-------- Input rows

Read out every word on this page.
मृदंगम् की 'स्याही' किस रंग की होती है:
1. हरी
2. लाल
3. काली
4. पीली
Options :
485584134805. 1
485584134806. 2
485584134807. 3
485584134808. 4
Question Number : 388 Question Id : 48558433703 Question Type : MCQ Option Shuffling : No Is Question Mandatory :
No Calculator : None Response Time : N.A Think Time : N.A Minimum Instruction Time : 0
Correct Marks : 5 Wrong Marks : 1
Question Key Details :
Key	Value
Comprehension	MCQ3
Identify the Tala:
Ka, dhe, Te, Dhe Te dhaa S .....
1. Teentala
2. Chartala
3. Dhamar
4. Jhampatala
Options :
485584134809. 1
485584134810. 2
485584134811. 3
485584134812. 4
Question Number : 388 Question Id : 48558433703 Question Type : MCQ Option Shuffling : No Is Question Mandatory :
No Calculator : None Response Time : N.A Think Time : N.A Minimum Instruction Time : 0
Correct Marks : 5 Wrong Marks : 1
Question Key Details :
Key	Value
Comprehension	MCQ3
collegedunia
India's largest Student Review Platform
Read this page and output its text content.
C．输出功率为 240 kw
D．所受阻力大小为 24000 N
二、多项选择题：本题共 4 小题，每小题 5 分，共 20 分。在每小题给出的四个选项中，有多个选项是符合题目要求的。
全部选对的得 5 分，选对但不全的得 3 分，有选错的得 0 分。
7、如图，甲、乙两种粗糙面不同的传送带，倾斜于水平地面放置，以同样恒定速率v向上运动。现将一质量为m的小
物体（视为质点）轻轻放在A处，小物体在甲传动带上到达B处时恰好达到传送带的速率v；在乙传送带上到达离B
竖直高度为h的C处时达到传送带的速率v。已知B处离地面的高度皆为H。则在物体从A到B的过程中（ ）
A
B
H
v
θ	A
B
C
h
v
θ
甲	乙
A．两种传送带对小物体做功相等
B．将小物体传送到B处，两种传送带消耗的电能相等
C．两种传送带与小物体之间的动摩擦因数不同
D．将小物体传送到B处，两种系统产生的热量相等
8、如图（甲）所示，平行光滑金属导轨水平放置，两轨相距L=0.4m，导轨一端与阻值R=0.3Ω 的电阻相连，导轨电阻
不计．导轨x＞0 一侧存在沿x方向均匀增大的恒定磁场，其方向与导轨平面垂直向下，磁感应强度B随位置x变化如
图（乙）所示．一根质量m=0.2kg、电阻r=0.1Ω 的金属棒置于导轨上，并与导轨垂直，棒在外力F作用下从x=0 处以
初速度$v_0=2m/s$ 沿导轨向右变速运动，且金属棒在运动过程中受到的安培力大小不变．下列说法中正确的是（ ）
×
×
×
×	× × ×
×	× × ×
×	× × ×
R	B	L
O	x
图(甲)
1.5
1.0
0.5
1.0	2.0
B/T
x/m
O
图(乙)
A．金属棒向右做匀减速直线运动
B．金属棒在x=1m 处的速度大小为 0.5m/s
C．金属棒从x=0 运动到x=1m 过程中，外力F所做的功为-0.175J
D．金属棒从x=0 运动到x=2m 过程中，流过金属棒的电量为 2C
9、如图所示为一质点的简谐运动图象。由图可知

----------------

__Required work__
Within the entries above, how many lines contain "Read"? Respond with the number only.

__The result__
2